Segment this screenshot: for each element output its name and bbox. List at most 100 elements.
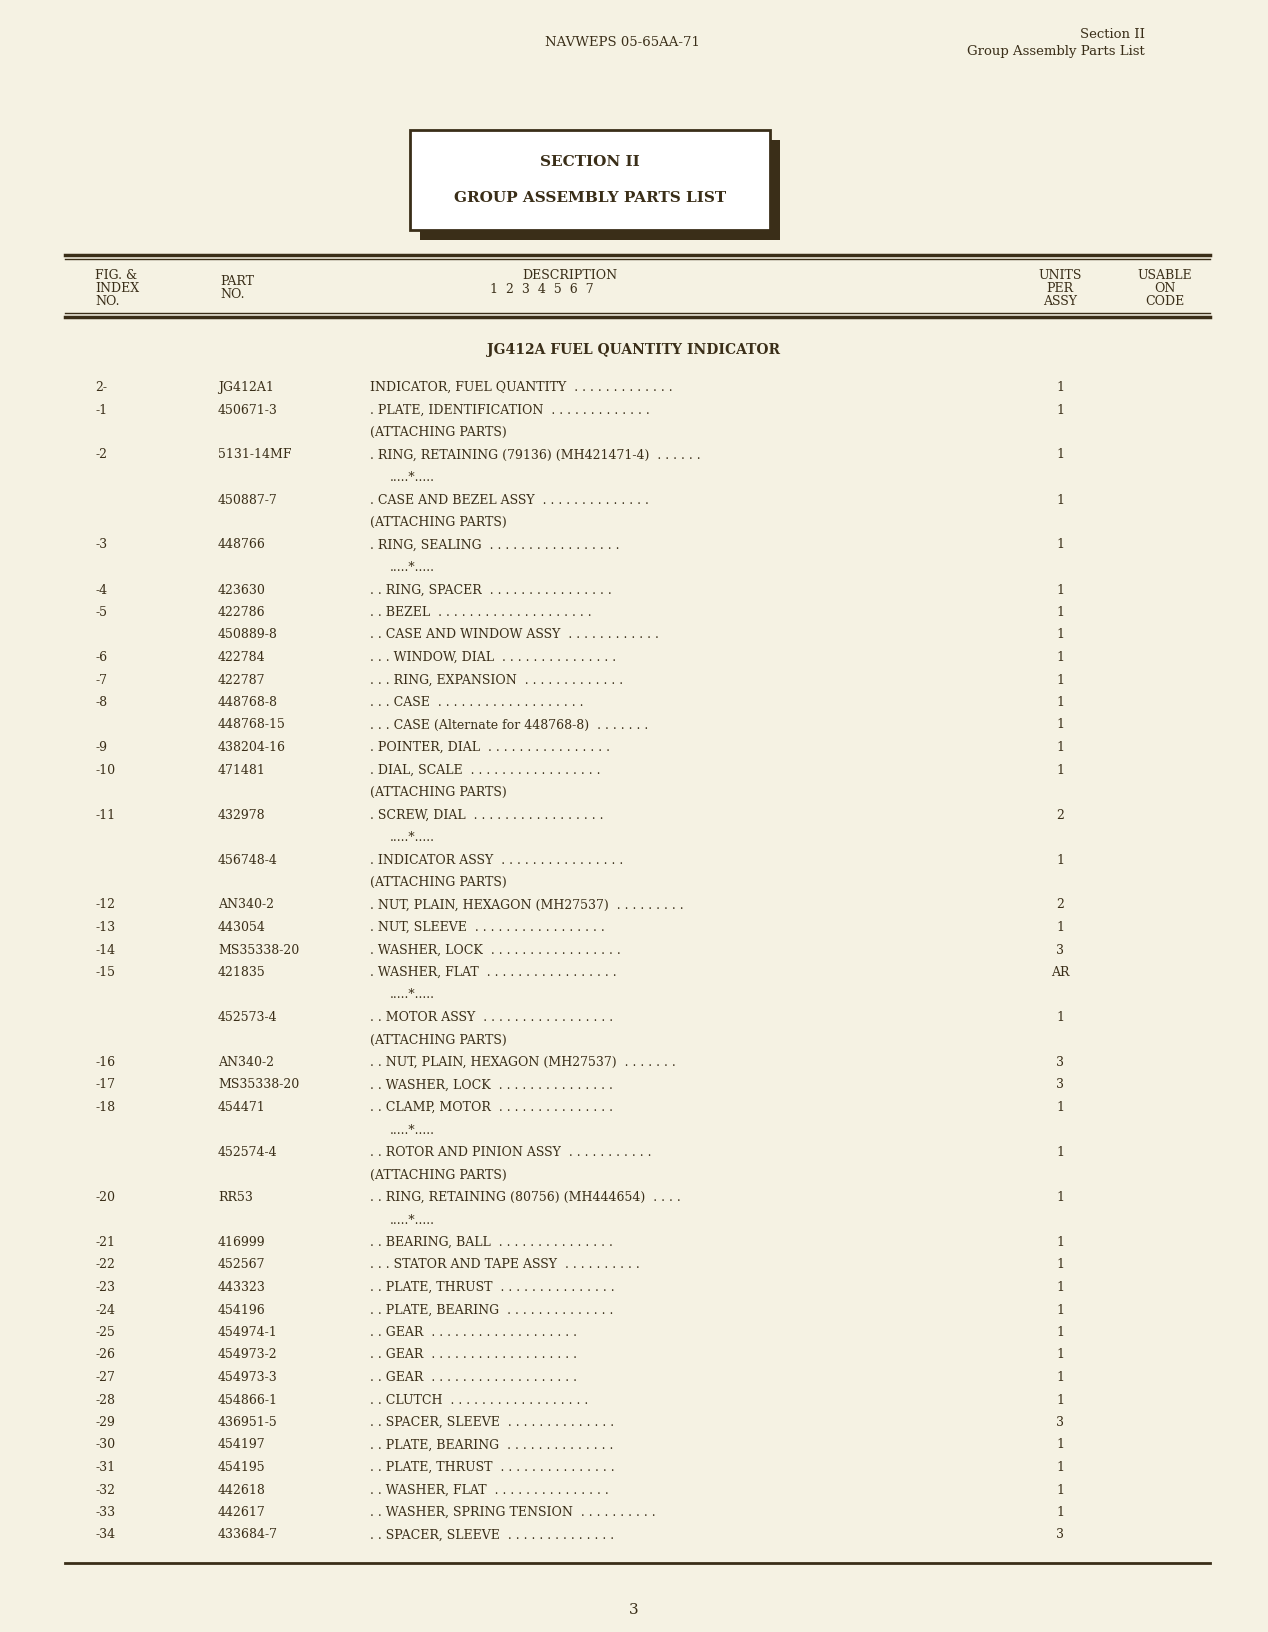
Text: 422784: 422784 xyxy=(218,651,265,664)
Text: 3: 3 xyxy=(629,1603,639,1617)
Text: (ATTACHING PARTS): (ATTACHING PARTS) xyxy=(370,1169,507,1182)
Text: NAVWEPS 05-65AA-71: NAVWEPS 05-65AA-71 xyxy=(545,36,700,49)
Text: .....*.....: .....*..... xyxy=(391,561,435,574)
Text: -16: -16 xyxy=(95,1056,115,1069)
Text: 3: 3 xyxy=(1056,1079,1064,1092)
Text: MS35338-20: MS35338-20 xyxy=(218,943,299,956)
Text: 436951-5: 436951-5 xyxy=(218,1417,278,1430)
Text: 1: 1 xyxy=(1056,695,1064,708)
Text: CODE: CODE xyxy=(1145,295,1184,308)
Text: (ATTACHING PARTS): (ATTACHING PARTS) xyxy=(370,876,507,889)
Text: 1: 1 xyxy=(1056,651,1064,664)
Text: -20: -20 xyxy=(95,1191,115,1204)
Text: . . SPACER, SLEEVE  . . . . . . . . . . . . . .: . . SPACER, SLEEVE . . . . . . . . . . .… xyxy=(370,1529,614,1542)
Text: -10: -10 xyxy=(95,764,115,777)
Text: . DIAL, SCALE  . . . . . . . . . . . . . . . . .: . DIAL, SCALE . . . . . . . . . . . . . … xyxy=(370,764,601,777)
Text: -21: -21 xyxy=(95,1235,115,1248)
Text: . . . CASE  . . . . . . . . . . . . . . . . . . .: . . . CASE . . . . . . . . . . . . . . .… xyxy=(370,695,583,708)
Text: . . PLATE, BEARING  . . . . . . . . . . . . . .: . . PLATE, BEARING . . . . . . . . . . .… xyxy=(370,1438,614,1451)
Text: DESCRIPTION: DESCRIPTION xyxy=(522,269,618,282)
Text: (ATTACHING PARTS): (ATTACHING PARTS) xyxy=(370,516,507,529)
Text: -34: -34 xyxy=(95,1529,115,1542)
Text: . . GEAR  . . . . . . . . . . . . . . . . . . .: . . GEAR . . . . . . . . . . . . . . . .… xyxy=(370,1325,577,1338)
Text: 422787: 422787 xyxy=(218,674,265,687)
Text: -5: -5 xyxy=(95,605,107,619)
Text: . PLATE, IDENTIFICATION  . . . . . . . . . . . . .: . PLATE, IDENTIFICATION . . . . . . . . … xyxy=(370,403,649,416)
Text: 1: 1 xyxy=(1056,584,1064,597)
Text: Group Assembly Parts List: Group Assembly Parts List xyxy=(967,44,1145,57)
Text: 1: 1 xyxy=(1056,403,1064,416)
Text: .....*.....: .....*..... xyxy=(391,1214,435,1227)
Text: .....*.....: .....*..... xyxy=(391,1123,435,1136)
Text: . . . WINDOW, DIAL  . . . . . . . . . . . . . . .: . . . WINDOW, DIAL . . . . . . . . . . .… xyxy=(370,651,616,664)
Text: . WASHER, FLAT  . . . . . . . . . . . . . . . . .: . WASHER, FLAT . . . . . . . . . . . . .… xyxy=(370,966,616,979)
Text: GROUP ASSEMBLY PARTS LIST: GROUP ASSEMBLY PARTS LIST xyxy=(454,191,727,206)
Text: 1: 1 xyxy=(1056,741,1064,754)
Text: . . CASE AND WINDOW ASSY  . . . . . . . . . . . .: . . CASE AND WINDOW ASSY . . . . . . . .… xyxy=(370,628,659,641)
Text: 2-: 2- xyxy=(95,380,107,393)
Text: 1: 1 xyxy=(1056,1191,1064,1204)
Text: . . CLAMP, MOTOR  . . . . . . . . . . . . . . .: . . CLAMP, MOTOR . . . . . . . . . . . .… xyxy=(370,1102,612,1115)
Text: -13: -13 xyxy=(95,920,115,934)
Text: 2: 2 xyxy=(1056,899,1064,912)
Text: -29: -29 xyxy=(95,1417,115,1430)
Text: . . GEAR  . . . . . . . . . . . . . . . . . . .: . . GEAR . . . . . . . . . . . . . . . .… xyxy=(370,1371,577,1384)
Text: . . SPACER, SLEEVE  . . . . . . . . . . . . . .: . . SPACER, SLEEVE . . . . . . . . . . .… xyxy=(370,1417,614,1430)
Text: 1: 1 xyxy=(1056,718,1064,731)
Text: . . WASHER, FLAT  . . . . . . . . . . . . . . .: . . WASHER, FLAT . . . . . . . . . . . .… xyxy=(370,1483,609,1497)
Text: 1: 1 xyxy=(1056,1325,1064,1338)
Text: 442618: 442618 xyxy=(218,1483,266,1497)
Text: . . . CASE (Alternate for 448768-8)  . . . . . . .: . . . CASE (Alternate for 448768-8) . . … xyxy=(370,718,648,731)
Text: -9: -9 xyxy=(95,741,107,754)
Text: .....*.....: .....*..... xyxy=(391,989,435,1002)
Text: -22: -22 xyxy=(95,1258,115,1271)
Text: Section II: Section II xyxy=(1080,28,1145,41)
Text: . . CLUTCH  . . . . . . . . . . . . . . . . . .: . . CLUTCH . . . . . . . . . . . . . . .… xyxy=(370,1394,588,1407)
Text: -18: -18 xyxy=(95,1102,115,1115)
Text: . . . RING, EXPANSION  . . . . . . . . . . . . .: . . . RING, EXPANSION . . . . . . . . . … xyxy=(370,674,623,687)
Text: 443323: 443323 xyxy=(218,1281,266,1294)
Text: USABLE: USABLE xyxy=(1137,269,1192,282)
Text: 1: 1 xyxy=(1056,493,1064,506)
Text: -6: -6 xyxy=(95,651,107,664)
Text: 2: 2 xyxy=(1056,808,1064,821)
Text: 1: 1 xyxy=(1056,449,1064,462)
Text: 454973-2: 454973-2 xyxy=(218,1348,278,1361)
Text: 1: 1 xyxy=(1056,1010,1064,1023)
Text: -14: -14 xyxy=(95,943,115,956)
Text: . CASE AND BEZEL ASSY  . . . . . . . . . . . . . .: . CASE AND BEZEL ASSY . . . . . . . . . … xyxy=(370,493,649,506)
Text: FIG. &: FIG. & xyxy=(95,269,137,282)
Text: -17: -17 xyxy=(95,1079,115,1092)
Text: . . NUT, PLAIN, HEXAGON (MH27537)  . . . . . . .: . . NUT, PLAIN, HEXAGON (MH27537) . . . … xyxy=(370,1056,676,1069)
Text: 1: 1 xyxy=(1056,1506,1064,1519)
Text: . . PLATE, THRUST  . . . . . . . . . . . . . . .: . . PLATE, THRUST . . . . . . . . . . . … xyxy=(370,1461,615,1474)
Text: 1: 1 xyxy=(1056,1461,1064,1474)
Text: 448766: 448766 xyxy=(218,539,266,552)
Text: -8: -8 xyxy=(95,695,107,708)
Text: 1: 1 xyxy=(1056,380,1064,393)
Text: 422786: 422786 xyxy=(218,605,265,619)
Text: ASSY: ASSY xyxy=(1044,295,1077,308)
Text: 421835: 421835 xyxy=(218,966,266,979)
Text: 1: 1 xyxy=(1056,674,1064,687)
Text: 1: 1 xyxy=(1056,1102,1064,1115)
Text: . . BEZEL  . . . . . . . . . . . . . . . . . . . .: . . BEZEL . . . . . . . . . . . . . . . … xyxy=(370,605,592,619)
Text: UNITS: UNITS xyxy=(1038,269,1082,282)
Text: . . ROTOR AND PINION ASSY  . . . . . . . . . . .: . . ROTOR AND PINION ASSY . . . . . . . … xyxy=(370,1146,652,1159)
Text: PER: PER xyxy=(1046,282,1074,295)
Text: 3: 3 xyxy=(1056,1417,1064,1430)
Text: -15: -15 xyxy=(95,966,115,979)
Text: . RING, SEALING  . . . . . . . . . . . . . . . . .: . RING, SEALING . . . . . . . . . . . . … xyxy=(370,539,620,552)
Text: . NUT, SLEEVE  . . . . . . . . . . . . . . . . .: . NUT, SLEEVE . . . . . . . . . . . . . … xyxy=(370,920,605,934)
Text: 1: 1 xyxy=(1056,1348,1064,1361)
Text: . POINTER, DIAL  . . . . . . . . . . . . . . . .: . POINTER, DIAL . . . . . . . . . . . . … xyxy=(370,741,610,754)
Text: . . RING, SPACER  . . . . . . . . . . . . . . . .: . . RING, SPACER . . . . . . . . . . . .… xyxy=(370,584,611,597)
Text: -27: -27 xyxy=(95,1371,115,1384)
Text: RR53: RR53 xyxy=(218,1191,252,1204)
Text: 1: 1 xyxy=(1056,1146,1064,1159)
Text: 423630: 423630 xyxy=(218,584,266,597)
Text: . RING, RETAINING (79136) (MH421471-4)  . . . . . .: . RING, RETAINING (79136) (MH421471-4) .… xyxy=(370,449,701,462)
Text: . . BEARING, BALL  . . . . . . . . . . . . . . .: . . BEARING, BALL . . . . . . . . . . . … xyxy=(370,1235,612,1248)
Text: 452573-4: 452573-4 xyxy=(218,1010,278,1023)
Text: 1: 1 xyxy=(1056,1235,1064,1248)
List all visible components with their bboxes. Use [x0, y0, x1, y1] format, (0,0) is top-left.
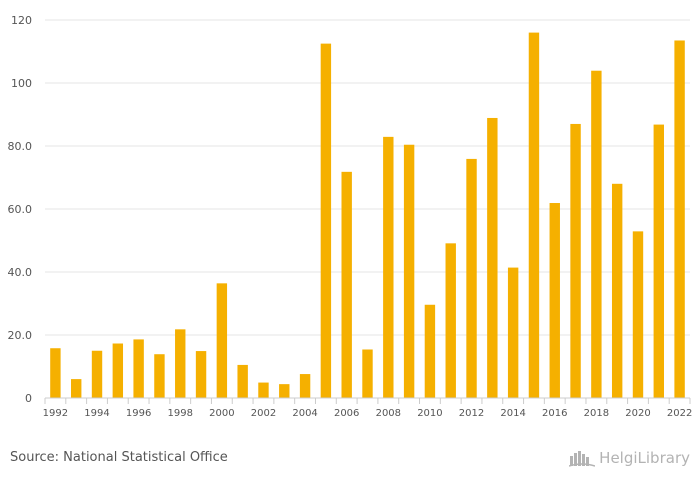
bar-2010 — [424, 304, 436, 398]
bar-2001 — [237, 364, 248, 398]
x-tick-label: 2000 — [209, 408, 234, 419]
x-tick-label: 2004 — [292, 408, 317, 419]
bar-2016 — [549, 203, 560, 398]
bar-2011 — [445, 243, 456, 398]
y-tick-label: 100 — [11, 77, 32, 90]
helgi-library-logo[interactable]: HelgiLibrary — [569, 448, 690, 468]
x-tick-label: 2022 — [667, 408, 692, 419]
bar-2021 — [653, 124, 664, 398]
x-tick-label: 1996 — [126, 408, 151, 419]
x-tick-label: 1992 — [43, 408, 68, 419]
bar-1997 — [154, 354, 165, 398]
bar-1998 — [175, 329, 186, 398]
x-tick-label: 2006 — [334, 408, 359, 419]
bar-2002 — [258, 382, 269, 398]
bar-2006 — [341, 171, 352, 398]
bar-2018 — [591, 70, 602, 398]
bar-1992 — [50, 348, 61, 398]
bar-1996 — [133, 339, 144, 398]
bar-2000 — [216, 283, 228, 398]
bar-chart: 0 20.0 40.0 60.0 80.0 100 120 1992 1994 1996 1998 2… — [8, 14, 693, 419]
y-tick-label: 120 — [11, 14, 32, 27]
bar-2007 — [362, 349, 373, 398]
x-tick-label: 1994 — [84, 408, 109, 419]
bar-2017 — [570, 123, 581, 398]
bar-2022 — [674, 40, 685, 398]
bar-2008 — [383, 136, 394, 399]
x-tick-label: 2008 — [376, 408, 401, 419]
bar-1994 — [91, 350, 103, 398]
bar-2004 — [299, 374, 311, 398]
x-tick-label: 2002 — [251, 408, 276, 419]
x-tick-label: 2012 — [459, 408, 484, 419]
y-tick-label: 20.0 — [8, 329, 33, 342]
x-tick-label: 2016 — [542, 408, 567, 419]
x-tick-label: 2020 — [625, 408, 650, 419]
y-tick-label: 40.0 — [8, 266, 33, 279]
y-tick-label: 60.0 — [8, 203, 33, 216]
source-note: Source: National Statistical Office — [10, 450, 228, 465]
x-tick-label: 2010 — [417, 408, 442, 419]
bar-1993 — [71, 379, 82, 398]
bar-2005 — [320, 43, 332, 398]
bar-2003 — [279, 384, 290, 398]
logo-text: HelgiLibrary — [599, 449, 690, 467]
bar-2020 — [632, 231, 644, 398]
x-tick-label: 2014 — [500, 408, 525, 419]
y-tick-label: 0 — [25, 392, 32, 405]
bar-2015 — [528, 32, 540, 398]
x-tick-label: 1998 — [168, 408, 193, 419]
bar-2014 — [507, 267, 519, 398]
bar-1999 — [195, 351, 207, 398]
x-tick-label: 2018 — [584, 408, 609, 419]
y-tick-label: 80.0 — [8, 140, 33, 153]
bar-1995 — [112, 343, 124, 398]
bar-2013 — [487, 117, 498, 398]
bar-2012 — [466, 158, 477, 398]
bar-2009 — [403, 144, 415, 398]
helgi-library-logo-icon — [569, 451, 596, 467]
bar-2019 — [611, 183, 623, 398]
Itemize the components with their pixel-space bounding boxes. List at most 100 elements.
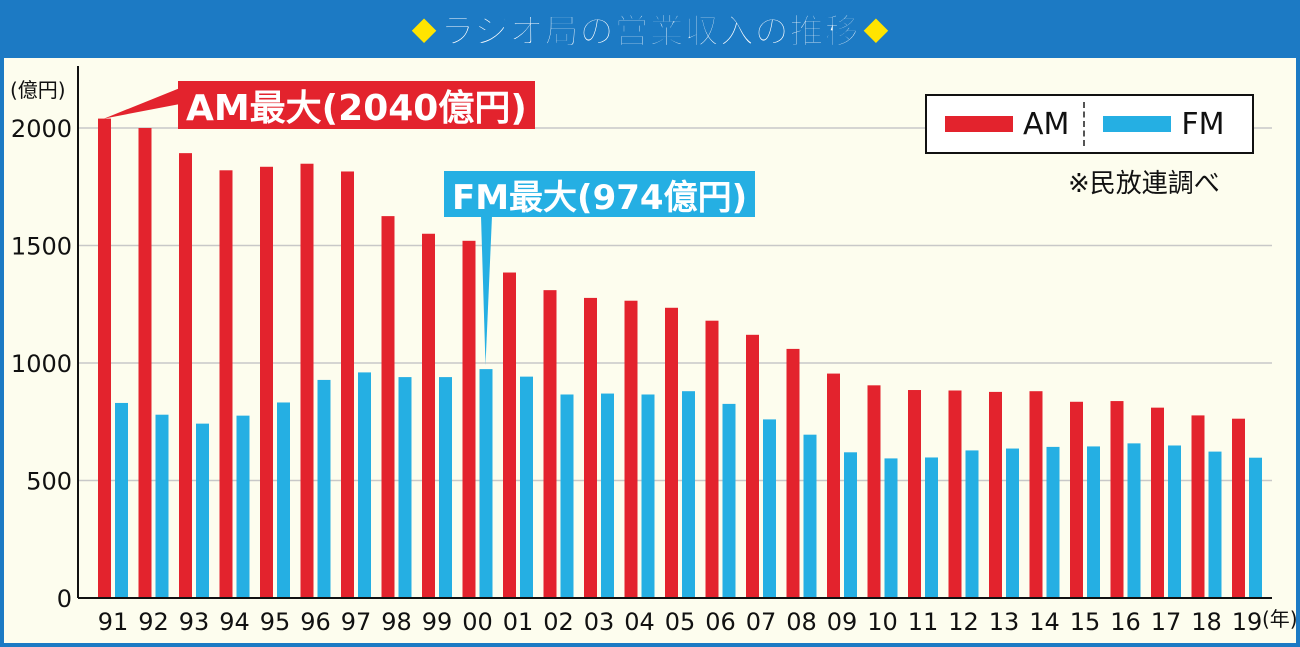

________________

▸ **Exercise**: Print the lines of the items from the line containing "bar-2010 — [424, 304, 436, 398]" through the line containing "x-tick-label: 1992 — [43, 408, 68, 419]", both included, reproducing each one character for character.

▸ **The output**:
bar-2010 — [424, 304, 436, 398]
bar-2001 — [237, 364, 248, 398]
x-tick-label: 2000 — [209, 408, 234, 419]
x-tick-label: 2004 — [292, 408, 317, 419]
bar-2016 — [549, 203, 560, 398]
bar-2011 — [445, 243, 456, 398]
y-tick-label: 100 — [11, 77, 32, 90]
helgi-library-logo[interactable]: HelgiLibrary — [569, 448, 690, 468]
x-tick-label: 2022 — [667, 408, 692, 419]
bar-2021 — [653, 124, 664, 398]
x-tick-label: 1996 — [126, 408, 151, 419]
x-tick-label: 1992 — [43, 408, 68, 419]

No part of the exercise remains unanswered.